What is needed. Copy every line of the entries that includes the word "document".

Records.
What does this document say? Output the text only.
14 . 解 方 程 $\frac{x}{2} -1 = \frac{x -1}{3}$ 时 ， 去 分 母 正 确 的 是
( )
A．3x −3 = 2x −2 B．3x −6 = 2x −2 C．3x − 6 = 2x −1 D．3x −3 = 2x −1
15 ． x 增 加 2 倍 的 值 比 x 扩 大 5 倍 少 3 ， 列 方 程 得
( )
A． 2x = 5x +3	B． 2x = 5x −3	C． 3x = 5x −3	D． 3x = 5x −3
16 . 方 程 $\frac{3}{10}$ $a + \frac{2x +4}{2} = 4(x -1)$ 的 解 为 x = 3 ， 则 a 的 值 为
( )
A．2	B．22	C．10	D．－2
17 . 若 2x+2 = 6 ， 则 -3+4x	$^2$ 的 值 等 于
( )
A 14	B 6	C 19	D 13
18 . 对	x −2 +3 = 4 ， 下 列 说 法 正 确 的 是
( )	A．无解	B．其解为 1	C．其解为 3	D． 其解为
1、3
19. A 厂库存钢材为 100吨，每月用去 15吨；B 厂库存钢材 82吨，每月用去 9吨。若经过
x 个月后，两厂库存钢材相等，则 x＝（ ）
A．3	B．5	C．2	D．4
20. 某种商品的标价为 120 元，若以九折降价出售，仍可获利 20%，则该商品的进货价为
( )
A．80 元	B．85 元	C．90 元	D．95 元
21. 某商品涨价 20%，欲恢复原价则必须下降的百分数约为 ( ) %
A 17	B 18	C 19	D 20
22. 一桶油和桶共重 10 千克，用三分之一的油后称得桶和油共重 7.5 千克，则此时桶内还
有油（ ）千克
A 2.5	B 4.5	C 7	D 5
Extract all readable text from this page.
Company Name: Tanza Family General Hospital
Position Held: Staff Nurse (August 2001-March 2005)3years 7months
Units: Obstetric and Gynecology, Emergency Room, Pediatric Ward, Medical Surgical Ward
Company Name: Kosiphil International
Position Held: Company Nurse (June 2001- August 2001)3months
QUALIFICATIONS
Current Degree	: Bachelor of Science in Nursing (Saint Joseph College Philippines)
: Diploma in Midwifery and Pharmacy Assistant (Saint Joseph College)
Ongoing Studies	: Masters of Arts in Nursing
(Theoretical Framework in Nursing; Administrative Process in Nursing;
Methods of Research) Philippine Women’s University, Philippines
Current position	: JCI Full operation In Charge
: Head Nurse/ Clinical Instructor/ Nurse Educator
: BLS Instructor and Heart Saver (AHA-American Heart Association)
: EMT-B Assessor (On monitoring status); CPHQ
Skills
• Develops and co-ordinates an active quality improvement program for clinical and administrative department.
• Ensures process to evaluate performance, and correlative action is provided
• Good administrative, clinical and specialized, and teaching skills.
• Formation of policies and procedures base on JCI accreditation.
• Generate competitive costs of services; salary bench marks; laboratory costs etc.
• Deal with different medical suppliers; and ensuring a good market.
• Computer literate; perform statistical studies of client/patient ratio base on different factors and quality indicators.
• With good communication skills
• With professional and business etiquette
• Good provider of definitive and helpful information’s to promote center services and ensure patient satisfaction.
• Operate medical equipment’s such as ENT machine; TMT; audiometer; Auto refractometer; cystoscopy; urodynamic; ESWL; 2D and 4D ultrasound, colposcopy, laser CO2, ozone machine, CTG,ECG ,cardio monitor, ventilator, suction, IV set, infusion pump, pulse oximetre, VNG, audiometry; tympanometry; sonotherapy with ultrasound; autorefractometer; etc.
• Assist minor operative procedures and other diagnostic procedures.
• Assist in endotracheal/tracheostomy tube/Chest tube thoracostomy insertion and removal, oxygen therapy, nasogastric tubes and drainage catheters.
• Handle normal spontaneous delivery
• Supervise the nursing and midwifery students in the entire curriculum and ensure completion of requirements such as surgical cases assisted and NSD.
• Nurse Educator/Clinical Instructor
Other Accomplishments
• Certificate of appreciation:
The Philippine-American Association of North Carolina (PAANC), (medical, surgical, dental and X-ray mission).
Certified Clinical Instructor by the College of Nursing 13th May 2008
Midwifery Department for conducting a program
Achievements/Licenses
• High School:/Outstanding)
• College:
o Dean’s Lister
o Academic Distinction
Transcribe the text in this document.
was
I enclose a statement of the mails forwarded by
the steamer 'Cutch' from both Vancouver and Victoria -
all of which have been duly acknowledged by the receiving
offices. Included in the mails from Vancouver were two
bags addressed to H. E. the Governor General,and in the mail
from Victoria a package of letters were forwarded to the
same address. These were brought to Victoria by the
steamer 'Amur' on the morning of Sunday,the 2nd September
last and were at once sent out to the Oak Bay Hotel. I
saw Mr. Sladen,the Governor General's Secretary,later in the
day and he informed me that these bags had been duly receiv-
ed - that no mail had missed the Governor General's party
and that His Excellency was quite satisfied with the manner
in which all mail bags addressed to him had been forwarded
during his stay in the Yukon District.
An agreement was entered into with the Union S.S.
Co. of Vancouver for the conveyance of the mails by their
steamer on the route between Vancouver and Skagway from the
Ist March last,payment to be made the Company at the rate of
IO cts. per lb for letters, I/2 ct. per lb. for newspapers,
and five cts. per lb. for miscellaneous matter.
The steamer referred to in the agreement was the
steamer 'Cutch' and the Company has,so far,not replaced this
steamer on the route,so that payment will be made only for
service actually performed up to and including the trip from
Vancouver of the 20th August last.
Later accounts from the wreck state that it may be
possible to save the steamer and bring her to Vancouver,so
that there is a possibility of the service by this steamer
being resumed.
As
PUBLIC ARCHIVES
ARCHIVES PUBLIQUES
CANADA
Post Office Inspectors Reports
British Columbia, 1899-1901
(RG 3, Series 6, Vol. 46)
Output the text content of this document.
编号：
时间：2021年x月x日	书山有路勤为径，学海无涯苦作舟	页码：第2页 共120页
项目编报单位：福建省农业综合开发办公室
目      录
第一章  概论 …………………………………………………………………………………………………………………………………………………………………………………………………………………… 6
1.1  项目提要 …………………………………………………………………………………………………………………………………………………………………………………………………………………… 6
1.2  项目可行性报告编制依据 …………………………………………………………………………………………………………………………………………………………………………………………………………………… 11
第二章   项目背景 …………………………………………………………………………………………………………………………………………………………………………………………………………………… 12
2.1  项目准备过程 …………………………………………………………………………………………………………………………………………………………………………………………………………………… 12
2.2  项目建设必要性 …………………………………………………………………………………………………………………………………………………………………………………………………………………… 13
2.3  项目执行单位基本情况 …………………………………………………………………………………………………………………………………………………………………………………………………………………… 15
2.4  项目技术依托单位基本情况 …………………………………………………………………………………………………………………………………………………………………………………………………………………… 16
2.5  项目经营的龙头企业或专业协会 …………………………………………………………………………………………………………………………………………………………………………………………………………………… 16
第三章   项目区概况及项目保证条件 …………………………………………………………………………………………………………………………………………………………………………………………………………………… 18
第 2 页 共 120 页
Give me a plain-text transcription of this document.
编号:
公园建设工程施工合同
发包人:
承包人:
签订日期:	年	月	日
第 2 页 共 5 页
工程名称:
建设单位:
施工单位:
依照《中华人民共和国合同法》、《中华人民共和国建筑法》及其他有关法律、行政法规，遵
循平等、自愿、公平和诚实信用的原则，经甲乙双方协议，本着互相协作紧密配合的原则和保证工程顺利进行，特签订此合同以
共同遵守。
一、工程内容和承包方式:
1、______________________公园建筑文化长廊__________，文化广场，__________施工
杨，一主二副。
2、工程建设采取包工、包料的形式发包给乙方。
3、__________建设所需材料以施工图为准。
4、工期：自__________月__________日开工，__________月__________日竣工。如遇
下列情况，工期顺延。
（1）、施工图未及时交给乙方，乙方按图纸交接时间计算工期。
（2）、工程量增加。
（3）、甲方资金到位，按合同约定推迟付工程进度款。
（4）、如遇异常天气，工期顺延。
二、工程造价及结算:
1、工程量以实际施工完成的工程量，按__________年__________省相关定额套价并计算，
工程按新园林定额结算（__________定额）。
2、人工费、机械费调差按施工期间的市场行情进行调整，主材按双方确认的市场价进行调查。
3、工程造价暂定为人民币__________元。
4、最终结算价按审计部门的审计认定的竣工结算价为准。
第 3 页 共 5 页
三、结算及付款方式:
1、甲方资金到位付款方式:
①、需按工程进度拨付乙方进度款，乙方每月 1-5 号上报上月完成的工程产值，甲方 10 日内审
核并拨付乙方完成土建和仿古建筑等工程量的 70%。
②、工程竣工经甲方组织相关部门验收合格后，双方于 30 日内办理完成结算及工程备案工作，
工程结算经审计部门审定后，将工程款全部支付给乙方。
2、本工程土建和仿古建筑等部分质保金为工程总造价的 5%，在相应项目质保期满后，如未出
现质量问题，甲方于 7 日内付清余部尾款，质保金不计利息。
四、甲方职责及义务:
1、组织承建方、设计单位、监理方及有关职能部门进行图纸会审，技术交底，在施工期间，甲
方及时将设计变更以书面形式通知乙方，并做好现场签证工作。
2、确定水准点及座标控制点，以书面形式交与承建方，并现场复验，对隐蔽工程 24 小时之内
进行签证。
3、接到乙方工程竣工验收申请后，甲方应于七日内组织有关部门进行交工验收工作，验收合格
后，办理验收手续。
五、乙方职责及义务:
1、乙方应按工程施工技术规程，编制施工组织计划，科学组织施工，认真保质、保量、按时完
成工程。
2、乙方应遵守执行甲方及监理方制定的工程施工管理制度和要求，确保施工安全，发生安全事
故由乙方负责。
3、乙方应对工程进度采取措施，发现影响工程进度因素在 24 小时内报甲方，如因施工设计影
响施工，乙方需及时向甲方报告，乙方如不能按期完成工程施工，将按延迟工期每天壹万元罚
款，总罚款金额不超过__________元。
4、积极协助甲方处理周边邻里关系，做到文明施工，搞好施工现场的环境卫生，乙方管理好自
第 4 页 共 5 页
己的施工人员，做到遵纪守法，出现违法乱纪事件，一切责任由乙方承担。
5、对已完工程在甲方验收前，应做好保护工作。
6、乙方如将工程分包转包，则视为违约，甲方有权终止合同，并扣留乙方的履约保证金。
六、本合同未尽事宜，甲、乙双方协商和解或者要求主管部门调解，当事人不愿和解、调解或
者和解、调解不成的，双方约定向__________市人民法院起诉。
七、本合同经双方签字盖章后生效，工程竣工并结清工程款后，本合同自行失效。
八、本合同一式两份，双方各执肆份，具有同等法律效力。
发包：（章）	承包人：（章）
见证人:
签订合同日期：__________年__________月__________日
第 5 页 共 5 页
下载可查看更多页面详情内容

Full response.
What does this document say? Output the text only.
Transcribe the text in this document.
Output the text content of this document.
Give me a plain-text transcription of this document.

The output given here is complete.